• [Dataset rows]:
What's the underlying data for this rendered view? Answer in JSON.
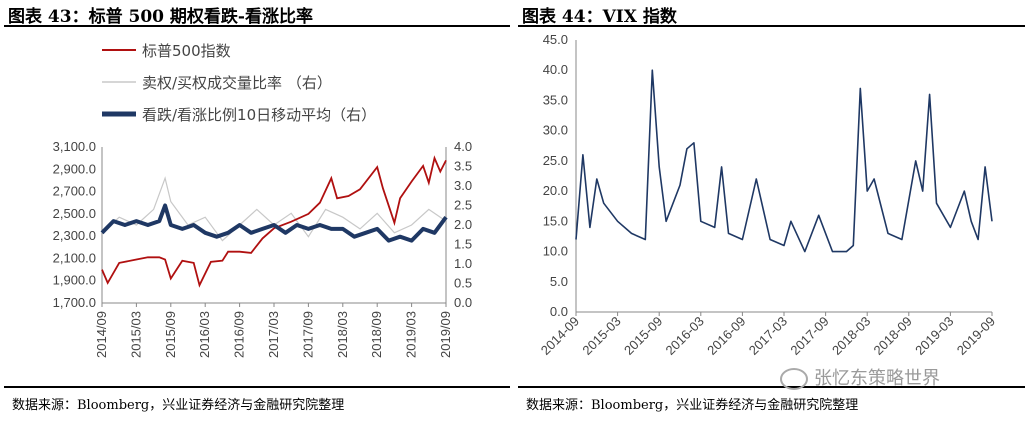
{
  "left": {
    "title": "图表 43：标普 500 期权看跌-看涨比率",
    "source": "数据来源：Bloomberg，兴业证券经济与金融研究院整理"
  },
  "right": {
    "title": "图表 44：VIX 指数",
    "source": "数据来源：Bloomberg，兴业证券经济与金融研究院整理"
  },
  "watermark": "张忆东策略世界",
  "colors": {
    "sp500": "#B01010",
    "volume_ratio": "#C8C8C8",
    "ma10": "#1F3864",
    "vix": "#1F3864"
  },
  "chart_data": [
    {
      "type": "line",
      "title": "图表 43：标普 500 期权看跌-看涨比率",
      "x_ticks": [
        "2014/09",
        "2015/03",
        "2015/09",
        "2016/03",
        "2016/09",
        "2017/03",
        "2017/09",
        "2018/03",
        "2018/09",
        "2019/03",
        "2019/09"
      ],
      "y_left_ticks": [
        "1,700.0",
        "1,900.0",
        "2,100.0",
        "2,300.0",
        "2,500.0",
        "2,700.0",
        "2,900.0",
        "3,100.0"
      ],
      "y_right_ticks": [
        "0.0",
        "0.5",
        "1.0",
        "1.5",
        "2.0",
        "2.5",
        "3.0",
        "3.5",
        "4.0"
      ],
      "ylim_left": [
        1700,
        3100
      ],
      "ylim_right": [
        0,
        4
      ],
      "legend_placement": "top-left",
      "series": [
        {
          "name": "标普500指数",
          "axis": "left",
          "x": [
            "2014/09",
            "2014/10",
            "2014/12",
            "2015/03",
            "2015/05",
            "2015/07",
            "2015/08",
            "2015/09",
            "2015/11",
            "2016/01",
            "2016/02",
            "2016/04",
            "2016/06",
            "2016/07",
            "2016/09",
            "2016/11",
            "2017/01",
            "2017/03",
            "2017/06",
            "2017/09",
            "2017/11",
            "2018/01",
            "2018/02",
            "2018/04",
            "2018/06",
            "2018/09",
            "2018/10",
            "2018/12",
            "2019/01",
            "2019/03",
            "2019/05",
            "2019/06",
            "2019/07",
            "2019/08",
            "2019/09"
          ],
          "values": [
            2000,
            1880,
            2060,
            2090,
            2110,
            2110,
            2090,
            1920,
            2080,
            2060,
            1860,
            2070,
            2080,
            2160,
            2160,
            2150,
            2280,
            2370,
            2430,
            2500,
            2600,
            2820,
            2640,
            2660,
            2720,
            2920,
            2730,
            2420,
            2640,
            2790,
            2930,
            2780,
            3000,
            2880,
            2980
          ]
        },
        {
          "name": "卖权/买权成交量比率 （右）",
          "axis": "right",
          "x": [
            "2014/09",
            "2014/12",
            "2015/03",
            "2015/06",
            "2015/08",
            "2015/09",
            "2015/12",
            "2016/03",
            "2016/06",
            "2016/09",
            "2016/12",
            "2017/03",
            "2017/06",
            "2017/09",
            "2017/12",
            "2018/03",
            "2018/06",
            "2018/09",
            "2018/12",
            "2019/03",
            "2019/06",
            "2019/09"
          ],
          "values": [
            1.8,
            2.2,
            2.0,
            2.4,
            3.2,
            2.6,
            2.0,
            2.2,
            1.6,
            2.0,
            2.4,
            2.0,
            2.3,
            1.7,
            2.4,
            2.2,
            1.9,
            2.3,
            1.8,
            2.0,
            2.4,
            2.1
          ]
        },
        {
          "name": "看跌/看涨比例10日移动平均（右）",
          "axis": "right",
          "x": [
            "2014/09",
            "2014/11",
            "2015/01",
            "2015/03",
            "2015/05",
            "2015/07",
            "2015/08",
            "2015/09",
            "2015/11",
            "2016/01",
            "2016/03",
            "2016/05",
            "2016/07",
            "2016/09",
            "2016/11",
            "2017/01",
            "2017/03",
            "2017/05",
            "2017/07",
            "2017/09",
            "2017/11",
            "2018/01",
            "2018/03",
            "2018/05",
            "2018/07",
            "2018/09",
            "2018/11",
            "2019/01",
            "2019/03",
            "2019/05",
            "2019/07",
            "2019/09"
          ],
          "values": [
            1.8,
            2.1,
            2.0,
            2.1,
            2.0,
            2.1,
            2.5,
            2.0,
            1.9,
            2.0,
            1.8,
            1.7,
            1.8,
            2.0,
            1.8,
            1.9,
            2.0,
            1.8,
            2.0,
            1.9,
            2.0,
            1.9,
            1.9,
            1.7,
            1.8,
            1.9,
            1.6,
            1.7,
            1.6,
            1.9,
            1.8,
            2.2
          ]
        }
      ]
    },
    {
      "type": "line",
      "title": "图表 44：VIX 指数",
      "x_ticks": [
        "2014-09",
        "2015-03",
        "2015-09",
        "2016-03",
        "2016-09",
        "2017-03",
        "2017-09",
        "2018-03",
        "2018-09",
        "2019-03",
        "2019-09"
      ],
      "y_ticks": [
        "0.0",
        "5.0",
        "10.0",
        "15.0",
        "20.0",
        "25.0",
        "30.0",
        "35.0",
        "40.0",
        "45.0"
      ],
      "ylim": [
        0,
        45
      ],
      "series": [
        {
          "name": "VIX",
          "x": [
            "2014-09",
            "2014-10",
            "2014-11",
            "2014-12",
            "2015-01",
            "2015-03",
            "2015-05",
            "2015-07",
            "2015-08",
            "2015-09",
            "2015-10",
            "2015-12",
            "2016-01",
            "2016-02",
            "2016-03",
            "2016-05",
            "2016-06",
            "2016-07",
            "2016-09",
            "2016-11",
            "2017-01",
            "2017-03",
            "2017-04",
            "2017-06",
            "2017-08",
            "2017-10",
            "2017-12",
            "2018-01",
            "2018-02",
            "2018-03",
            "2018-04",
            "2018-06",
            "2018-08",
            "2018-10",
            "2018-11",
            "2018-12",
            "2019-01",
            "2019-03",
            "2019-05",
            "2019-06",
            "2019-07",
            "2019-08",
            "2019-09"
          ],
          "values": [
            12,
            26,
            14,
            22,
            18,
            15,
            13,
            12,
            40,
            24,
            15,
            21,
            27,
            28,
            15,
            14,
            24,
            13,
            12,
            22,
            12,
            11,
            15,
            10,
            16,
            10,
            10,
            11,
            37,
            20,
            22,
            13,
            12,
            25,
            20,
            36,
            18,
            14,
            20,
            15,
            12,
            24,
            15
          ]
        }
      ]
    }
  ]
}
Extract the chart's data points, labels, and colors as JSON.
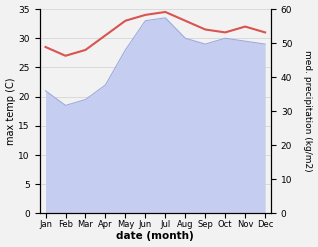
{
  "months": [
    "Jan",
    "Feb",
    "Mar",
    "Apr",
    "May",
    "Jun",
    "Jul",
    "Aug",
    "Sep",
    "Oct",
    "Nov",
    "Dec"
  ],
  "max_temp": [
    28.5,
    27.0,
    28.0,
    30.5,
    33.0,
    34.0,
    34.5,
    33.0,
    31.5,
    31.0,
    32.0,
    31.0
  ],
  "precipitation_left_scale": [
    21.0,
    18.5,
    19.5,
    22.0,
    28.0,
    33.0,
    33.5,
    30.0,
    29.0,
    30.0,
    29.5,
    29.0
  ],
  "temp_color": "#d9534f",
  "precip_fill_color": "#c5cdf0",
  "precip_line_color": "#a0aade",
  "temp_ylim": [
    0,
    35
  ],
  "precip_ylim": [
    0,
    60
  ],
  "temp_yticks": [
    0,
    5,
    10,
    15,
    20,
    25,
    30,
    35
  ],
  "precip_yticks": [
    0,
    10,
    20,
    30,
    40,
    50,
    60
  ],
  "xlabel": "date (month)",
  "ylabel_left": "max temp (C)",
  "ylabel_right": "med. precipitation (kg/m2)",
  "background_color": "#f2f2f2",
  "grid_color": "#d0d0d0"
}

• [Task objective]:
Return the listing above word for word, with the pictures removed.

• [Task output]:
What's the underlying data for this rendered view? Answer in JSON.
{
  "left": {
    "title": "图表 43：标普 500 期权看跌-看涨比率",
    "source": "数据来源：Bloomberg，兴业证券经济与金融研究院整理"
  },
  "right": {
    "title": "图表 44：VIX 指数",
    "source": "数据来源：Bloomberg，兴业证券经济与金融研究院整理"
  },
  "watermark": "张忆东策略世界",
  "colors": {
    "sp500": "#B01010",
    "volume_ratio": "#C8C8C8",
    "ma10": "#1F3864",
    "vix": "#1F3864"
  },
  "chart_data": [
    {
      "type": "line",
      "title": "图表 43：标普 500 期权看跌-看涨比率",
      "x_ticks": [
        "2014/09",
        "2015/03",
        "2015/09",
        "2016/03",
        "2016/09",
        "2017/03",
        "2017/09",
        "2018/03",
        "2018/09",
        "2019/03",
        "2019/09"
      ],
      "y_left_ticks": [
        "1,700.0",
        "1,900.0",
        "2,100.0",
        "2,300.0",
        "2,500.0",
        "2,700.0",
        "2,900.0",
        "3,100.0"
      ],
      "y_right_ticks": [
        "0.0",
        "0.5",
        "1.0",
        "1.5",
        "2.0",
        "2.5",
        "3.0",
        "3.5",
        "4.0"
      ],
      "ylim_left": [
        1700,
        3100
      ],
      "ylim_right": [
        0,
        4
      ],
      "legend_placement": "top-left",
      "series": [
        {
          "name": "标普500指数",
          "axis": "left",
          "x": [
            "2014/09",
            "2014/10",
            "2014/12",
            "2015/03",
            "2015/05",
            "2015/07",
            "2015/08",
            "2015/09",
            "2015/11",
            "2016/01",
            "2016/02",
            "2016/04",
            "2016/06",
            "2016/07",
            "2016/09",
            "2016/11",
            "2017/01",
            "2017/03",
            "2017/06",
            "2017/09",
            "2017/11",
            "2018/01",
            "2018/02",
            "2018/04",
            "2018/06",
            "2018/09",
            "2018/10",
            "2018/12",
            "2019/01",
            "2019/03",
            "2019/05",
            "2019/06",
            "2019/07",
            "2019/08",
            "2019/09"
          ],
          "values": [
            2000,
            1880,
            2060,
            2090,
            2110,
            2110,
            2090,
            1920,
            2080,
            2060,
            1860,
            2070,
            2080,
            2160,
            2160,
            2150,
            2280,
            2370,
            2430,
            2500,
            2600,
            2820,
            2640,
            2660,
            2720,
            2920,
            2730,
            2420,
            2640,
            2790,
            2930,
            2780,
            3000,
            2880,
            2980
          ]
        },
        {
          "name": "卖权/买权成交量比率 （右）",
          "axis": "right",
          "x": [
            "2014/09",
            "2014/12",
            "2015/03",
            "2015/06",
            "2015/08",
            "2015/09",
            "2015/12",
            "2016/03",
            "2016/06",
            "2016/09",
            "2016/12",
            "2017/03",
            "2017/06",
            "2017/09",
            "2017/12",
            "2018/03",
            "2018/06",
            "2018/09",
            "2018/12",
            "2019/03",
            "2019/06",
            "2019/09"
          ],
          "values": [
            1.8,
            2.2,
            2.0,
            2.4,
            3.2,
            2.6,
            2.0,
            2.2,
            1.6,
            2.0,
            2.4,
            2.0,
            2.3,
            1.7,
            2.4,
            2.2,
            1.9,
            2.3,
            1.8,
            2.0,
            2.4,
            2.1
          ]
        },
        {
          "name": "看跌/看涨比例10日移动平均（右）",
          "axis": "right",
          "x": [
            "2014/09",
            "2014/11",
            "2015/01",
            "2015/03",
            "2015/05",
            "2015/07",
            "2015/08",
            "2015/09",
            "2015/11",
            "2016/01",
            "2016/03",
            "2016/05",
            "2016/07",
            "2016/09",
            "2016/11",
            "2017/01",
            "2017/03",
            "2017/05",
            "2017/07",
            "2017/09",
            "2017/11",
            "2018/01",
            "2018/03",
            "2018/05",
            "2018/07",
            "2018/09",
            "2018/11",
            "2019/01",
            "2019/03",
            "2019/05",
            "2019/07",
            "2019/09"
          ],
          "values": [
            1.8,
            2.1,
            2.0,
            2.1,
            2.0,
            2.1,
            2.5,
            2.0,
            1.9,
            2.0,
            1.8,
            1.7,
            1.8,
            2.0,
            1.8,
            1.9,
            2.0,
            1.8,
            2.0,
            1.9,
            2.0,
            1.9,
            1.9,
            1.7,
            1.8,
            1.9,
            1.6,
            1.7,
            1.6,
            1.9,
            1.8,
            2.2
          ]
        }
      ]
    },
    {
      "type": "line",
      "title": "图表 44：VIX 指数",
      "x_ticks": [
        "2014-09",
        "2015-03",
        "2015-09",
        "2016-03",
        "2016-09",
        "2017-03",
        "2017-09",
        "2018-03",
        "2018-09",
        "2019-03",
        "2019-09"
      ],
      "y_ticks": [
        "0.0",
        "5.0",
        "10.0",
        "15.0",
        "20.0",
        "25.0",
        "30.0",
        "35.0",
        "40.0",
        "45.0"
      ],
      "ylim": [
        0,
        45
      ],
      "series": [
        {
          "name": "VIX",
          "x": [
            "2014-09",
            "2014-10",
            "2014-11",
            "2014-12",
            "2015-01",
            "2015-03",
            "2015-05",
            "2015-07",
            "2015-08",
            "2015-09",
            "2015-10",
            "2015-12",
            "2016-01",
            "2016-02",
            "2016-03",
            "2016-05",
            "2016-06",
            "2016-07",
            "2016-09",
            "2016-11",
            "2017-01",
            "2017-03",
            "2017-04",
            "2017-06",
            "2017-08",
            "2017-10",
            "2017-12",
            "2018-01",
            "2018-02",
            "2018-03",
            "2018-04",
            "2018-06",
            "2018-08",
            "2018-10",
            "2018-11",
            "2018-12",
            "2019-01",
            "2019-03",
            "2019-05",
            "2019-06",
            "2019-07",
            "2019-08",
            "2019-09"
          ],
          "values": [
            12,
            26,
            14,
            22,
            18,
            15,
            13,
            12,
            40,
            24,
            15,
            21,
            27,
            28,
            15,
            14,
            24,
            13,
            12,
            22,
            12,
            11,
            15,
            10,
            16,
            10,
            10,
            11,
            37,
            20,
            22,
            13,
            12,
            25,
            20,
            36,
            18,
            14,
            20,
            15,
            12,
            24,
            15
          ]
        }
      ]
    }
  ]
}
Extract the chart's data points, labels, and colors as JSON.
{
  "months": [
    "Jan",
    "Feb",
    "Mar",
    "Apr",
    "May",
    "Jun",
    "Jul",
    "Aug",
    "Sep",
    "Oct",
    "Nov",
    "Dec"
  ],
  "max_temp": [
    28.5,
    27.0,
    28.0,
    30.5,
    33.0,
    34.0,
    34.5,
    33.0,
    31.5,
    31.0,
    32.0,
    31.0
  ],
  "precipitation_left_scale": [
    21.0,
    18.5,
    19.5,
    22.0,
    28.0,
    33.0,
    33.5,
    30.0,
    29.0,
    30.0,
    29.5,
    29.0
  ],
  "temp_color": "#d9534f",
  "precip_fill_color": "#c5cdf0",
  "precip_line_color": "#a0aade",
  "temp_ylim": [
    0,
    35
  ],
  "precip_ylim": [
    0,
    60
  ],
  "temp_yticks": [
    0,
    5,
    10,
    15,
    20,
    25,
    30,
    35
  ],
  "precip_yticks": [
    0,
    10,
    20,
    30,
    40,
    50,
    60
  ],
  "xlabel": "date (month)",
  "ylabel_left": "max temp (C)",
  "ylabel_right": "med. precipitation (kg/m2)",
  "background_color": "#f2f2f2",
  "grid_color": "#d0d0d0"
}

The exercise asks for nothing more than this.